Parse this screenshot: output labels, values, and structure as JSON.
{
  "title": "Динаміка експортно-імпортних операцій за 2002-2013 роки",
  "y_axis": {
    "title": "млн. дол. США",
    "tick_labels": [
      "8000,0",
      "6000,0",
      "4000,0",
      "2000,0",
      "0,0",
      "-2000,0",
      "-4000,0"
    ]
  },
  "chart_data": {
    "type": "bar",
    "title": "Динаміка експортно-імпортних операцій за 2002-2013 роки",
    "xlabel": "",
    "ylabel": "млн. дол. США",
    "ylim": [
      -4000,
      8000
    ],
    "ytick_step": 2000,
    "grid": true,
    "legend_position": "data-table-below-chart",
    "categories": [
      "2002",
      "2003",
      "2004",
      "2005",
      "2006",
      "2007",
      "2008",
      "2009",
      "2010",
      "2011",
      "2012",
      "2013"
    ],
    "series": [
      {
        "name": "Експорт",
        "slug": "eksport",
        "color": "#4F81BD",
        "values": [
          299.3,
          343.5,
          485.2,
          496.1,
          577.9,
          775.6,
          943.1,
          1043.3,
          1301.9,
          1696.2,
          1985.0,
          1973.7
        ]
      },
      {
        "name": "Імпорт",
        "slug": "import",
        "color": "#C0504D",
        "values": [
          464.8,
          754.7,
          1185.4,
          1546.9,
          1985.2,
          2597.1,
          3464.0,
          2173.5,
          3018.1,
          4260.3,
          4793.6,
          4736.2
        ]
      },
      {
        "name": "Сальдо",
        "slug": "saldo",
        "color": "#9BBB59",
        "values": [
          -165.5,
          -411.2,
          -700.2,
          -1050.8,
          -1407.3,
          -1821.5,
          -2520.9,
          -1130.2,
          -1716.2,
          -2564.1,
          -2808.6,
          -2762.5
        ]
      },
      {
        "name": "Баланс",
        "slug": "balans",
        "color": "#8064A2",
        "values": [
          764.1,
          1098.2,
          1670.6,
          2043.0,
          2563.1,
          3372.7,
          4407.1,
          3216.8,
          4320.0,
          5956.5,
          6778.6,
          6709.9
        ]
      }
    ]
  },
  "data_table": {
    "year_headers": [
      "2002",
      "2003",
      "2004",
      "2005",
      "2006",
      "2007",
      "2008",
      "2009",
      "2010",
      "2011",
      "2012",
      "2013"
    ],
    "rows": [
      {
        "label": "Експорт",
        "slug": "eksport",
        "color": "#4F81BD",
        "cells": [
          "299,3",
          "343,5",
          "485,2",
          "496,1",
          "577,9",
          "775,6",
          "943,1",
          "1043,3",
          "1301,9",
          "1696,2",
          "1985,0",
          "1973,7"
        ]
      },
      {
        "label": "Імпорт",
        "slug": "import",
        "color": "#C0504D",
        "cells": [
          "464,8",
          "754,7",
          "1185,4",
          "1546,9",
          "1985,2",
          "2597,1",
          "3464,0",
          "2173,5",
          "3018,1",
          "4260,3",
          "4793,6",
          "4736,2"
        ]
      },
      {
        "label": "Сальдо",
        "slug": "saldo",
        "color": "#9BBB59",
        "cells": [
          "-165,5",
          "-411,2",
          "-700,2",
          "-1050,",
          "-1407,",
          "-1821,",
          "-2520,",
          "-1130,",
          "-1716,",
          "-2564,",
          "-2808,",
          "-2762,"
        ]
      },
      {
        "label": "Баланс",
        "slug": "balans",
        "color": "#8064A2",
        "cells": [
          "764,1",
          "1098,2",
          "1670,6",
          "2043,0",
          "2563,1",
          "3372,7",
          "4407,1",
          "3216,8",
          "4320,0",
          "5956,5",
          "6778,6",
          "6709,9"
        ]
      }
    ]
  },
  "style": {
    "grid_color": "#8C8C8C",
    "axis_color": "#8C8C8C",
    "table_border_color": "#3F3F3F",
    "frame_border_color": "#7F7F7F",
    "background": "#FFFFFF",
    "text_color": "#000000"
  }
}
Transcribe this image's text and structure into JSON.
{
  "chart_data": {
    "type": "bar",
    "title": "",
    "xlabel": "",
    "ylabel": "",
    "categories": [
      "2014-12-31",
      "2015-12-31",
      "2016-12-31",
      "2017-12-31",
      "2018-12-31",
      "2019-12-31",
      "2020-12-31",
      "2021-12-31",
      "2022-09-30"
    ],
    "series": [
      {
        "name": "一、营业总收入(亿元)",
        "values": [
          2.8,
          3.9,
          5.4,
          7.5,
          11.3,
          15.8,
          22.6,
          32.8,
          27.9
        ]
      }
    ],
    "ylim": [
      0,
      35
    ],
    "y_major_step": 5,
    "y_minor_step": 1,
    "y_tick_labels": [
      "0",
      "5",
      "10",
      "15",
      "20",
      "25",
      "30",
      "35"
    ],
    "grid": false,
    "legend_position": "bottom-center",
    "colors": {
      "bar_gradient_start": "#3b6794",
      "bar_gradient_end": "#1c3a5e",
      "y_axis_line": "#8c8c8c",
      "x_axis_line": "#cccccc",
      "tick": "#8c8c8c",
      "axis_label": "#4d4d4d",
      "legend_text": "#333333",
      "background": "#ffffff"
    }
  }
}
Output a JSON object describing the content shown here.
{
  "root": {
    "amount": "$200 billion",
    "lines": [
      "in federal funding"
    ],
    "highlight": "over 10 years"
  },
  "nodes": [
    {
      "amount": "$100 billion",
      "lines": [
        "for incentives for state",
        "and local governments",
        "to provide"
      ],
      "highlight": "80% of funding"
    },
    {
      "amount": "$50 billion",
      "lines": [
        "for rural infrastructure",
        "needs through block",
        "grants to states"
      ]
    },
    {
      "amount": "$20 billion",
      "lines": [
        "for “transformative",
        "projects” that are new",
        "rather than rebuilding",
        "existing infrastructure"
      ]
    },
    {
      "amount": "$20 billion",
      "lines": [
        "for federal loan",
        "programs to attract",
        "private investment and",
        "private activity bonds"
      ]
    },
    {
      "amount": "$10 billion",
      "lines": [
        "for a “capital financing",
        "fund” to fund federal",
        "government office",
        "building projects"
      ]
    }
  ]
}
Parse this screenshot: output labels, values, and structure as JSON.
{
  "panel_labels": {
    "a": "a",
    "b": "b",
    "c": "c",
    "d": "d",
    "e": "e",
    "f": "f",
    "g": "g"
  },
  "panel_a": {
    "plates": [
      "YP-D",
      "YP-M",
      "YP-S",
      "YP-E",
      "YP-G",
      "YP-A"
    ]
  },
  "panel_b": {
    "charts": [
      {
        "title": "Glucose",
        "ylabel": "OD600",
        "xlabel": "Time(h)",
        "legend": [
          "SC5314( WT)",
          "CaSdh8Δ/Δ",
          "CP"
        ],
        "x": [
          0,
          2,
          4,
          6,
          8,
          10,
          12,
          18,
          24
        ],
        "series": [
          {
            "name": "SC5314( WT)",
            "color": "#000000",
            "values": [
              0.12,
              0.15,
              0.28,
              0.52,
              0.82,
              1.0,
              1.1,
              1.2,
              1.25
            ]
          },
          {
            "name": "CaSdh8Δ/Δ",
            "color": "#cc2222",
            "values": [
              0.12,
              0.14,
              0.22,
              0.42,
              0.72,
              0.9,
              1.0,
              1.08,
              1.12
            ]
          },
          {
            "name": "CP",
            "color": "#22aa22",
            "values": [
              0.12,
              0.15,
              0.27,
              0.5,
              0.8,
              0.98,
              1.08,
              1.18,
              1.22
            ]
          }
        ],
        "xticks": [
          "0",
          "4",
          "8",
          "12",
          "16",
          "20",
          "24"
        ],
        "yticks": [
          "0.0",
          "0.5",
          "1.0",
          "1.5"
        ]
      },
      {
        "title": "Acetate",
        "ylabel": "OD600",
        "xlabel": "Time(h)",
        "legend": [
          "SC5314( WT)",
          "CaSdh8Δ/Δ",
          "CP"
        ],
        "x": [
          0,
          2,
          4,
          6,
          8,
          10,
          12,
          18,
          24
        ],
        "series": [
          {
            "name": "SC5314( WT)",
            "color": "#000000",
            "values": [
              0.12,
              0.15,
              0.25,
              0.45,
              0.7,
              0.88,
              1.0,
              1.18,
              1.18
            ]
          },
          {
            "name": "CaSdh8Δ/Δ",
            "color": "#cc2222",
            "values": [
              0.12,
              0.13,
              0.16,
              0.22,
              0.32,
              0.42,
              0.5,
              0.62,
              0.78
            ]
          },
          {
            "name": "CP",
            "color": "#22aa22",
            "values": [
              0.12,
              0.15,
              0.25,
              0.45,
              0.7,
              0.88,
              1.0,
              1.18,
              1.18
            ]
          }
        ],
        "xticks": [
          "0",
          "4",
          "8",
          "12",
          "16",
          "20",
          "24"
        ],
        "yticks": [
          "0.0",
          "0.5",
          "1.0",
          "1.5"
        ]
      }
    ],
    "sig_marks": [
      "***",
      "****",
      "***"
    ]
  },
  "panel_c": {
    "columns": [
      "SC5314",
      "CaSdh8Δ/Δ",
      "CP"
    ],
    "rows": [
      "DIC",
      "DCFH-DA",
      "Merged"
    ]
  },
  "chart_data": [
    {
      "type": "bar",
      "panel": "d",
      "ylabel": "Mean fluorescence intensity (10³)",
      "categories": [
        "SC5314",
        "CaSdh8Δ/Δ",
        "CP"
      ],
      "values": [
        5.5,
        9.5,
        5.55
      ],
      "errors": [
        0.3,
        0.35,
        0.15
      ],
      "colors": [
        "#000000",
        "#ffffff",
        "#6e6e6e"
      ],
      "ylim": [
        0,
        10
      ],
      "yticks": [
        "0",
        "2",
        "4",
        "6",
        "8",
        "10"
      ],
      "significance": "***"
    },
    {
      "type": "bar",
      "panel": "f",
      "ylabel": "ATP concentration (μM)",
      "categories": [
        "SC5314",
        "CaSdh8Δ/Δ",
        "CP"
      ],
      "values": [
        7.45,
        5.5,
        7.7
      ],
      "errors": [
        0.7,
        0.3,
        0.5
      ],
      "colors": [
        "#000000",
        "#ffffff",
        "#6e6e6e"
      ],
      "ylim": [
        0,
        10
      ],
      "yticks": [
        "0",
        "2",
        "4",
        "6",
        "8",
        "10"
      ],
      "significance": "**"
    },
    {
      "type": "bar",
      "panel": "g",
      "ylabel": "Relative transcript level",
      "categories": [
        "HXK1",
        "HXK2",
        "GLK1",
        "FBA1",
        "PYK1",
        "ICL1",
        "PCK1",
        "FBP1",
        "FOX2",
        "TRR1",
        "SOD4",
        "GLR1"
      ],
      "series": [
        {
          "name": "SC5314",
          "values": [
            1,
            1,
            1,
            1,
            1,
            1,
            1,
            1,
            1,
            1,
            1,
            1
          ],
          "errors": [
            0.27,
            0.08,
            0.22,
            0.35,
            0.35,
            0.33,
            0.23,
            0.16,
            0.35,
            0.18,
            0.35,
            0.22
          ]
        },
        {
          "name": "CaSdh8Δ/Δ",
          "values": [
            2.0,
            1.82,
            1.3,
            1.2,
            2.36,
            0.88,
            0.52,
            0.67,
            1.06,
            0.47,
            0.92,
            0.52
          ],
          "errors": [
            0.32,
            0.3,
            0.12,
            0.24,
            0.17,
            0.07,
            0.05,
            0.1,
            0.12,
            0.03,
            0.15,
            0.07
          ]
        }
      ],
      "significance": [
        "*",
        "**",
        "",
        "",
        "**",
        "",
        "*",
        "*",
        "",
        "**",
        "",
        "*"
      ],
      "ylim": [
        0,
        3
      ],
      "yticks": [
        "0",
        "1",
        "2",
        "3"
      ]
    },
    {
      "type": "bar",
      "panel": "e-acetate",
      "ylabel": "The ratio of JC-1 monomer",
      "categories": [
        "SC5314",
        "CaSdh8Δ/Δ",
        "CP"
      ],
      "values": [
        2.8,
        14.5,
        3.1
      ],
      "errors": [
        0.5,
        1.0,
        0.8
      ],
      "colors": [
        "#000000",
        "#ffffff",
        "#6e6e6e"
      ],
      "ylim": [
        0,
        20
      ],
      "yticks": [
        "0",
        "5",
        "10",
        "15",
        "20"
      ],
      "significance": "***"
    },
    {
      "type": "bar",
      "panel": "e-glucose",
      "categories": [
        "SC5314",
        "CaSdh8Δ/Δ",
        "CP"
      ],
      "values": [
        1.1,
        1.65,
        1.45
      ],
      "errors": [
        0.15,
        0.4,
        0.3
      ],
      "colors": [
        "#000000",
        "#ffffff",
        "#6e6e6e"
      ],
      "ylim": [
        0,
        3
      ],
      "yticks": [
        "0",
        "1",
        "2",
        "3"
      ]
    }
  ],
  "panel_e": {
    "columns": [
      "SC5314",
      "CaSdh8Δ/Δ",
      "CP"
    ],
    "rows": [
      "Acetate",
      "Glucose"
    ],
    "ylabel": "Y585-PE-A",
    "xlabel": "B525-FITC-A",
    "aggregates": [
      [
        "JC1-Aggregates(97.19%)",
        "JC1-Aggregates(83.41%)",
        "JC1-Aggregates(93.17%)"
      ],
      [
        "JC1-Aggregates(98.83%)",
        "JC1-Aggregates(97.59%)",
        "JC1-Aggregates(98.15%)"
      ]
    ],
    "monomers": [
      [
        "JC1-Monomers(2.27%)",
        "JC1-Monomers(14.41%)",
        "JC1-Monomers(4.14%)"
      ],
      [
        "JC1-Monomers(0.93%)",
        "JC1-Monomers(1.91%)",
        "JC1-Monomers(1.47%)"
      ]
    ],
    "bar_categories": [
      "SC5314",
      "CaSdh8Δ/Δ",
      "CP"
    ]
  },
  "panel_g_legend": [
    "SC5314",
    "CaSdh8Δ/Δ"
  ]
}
++++++++++++++++++++
YOUR OBJECTIVE -> From the listing above, copy every line that includes the word "експортно".

TASK ANSWER ->
  "title": "Динаміка експортно-імпортних операцій за 2002-2013 роки",
    "title": "Динаміка експортно-імпортних операцій за 2002-2013 роки",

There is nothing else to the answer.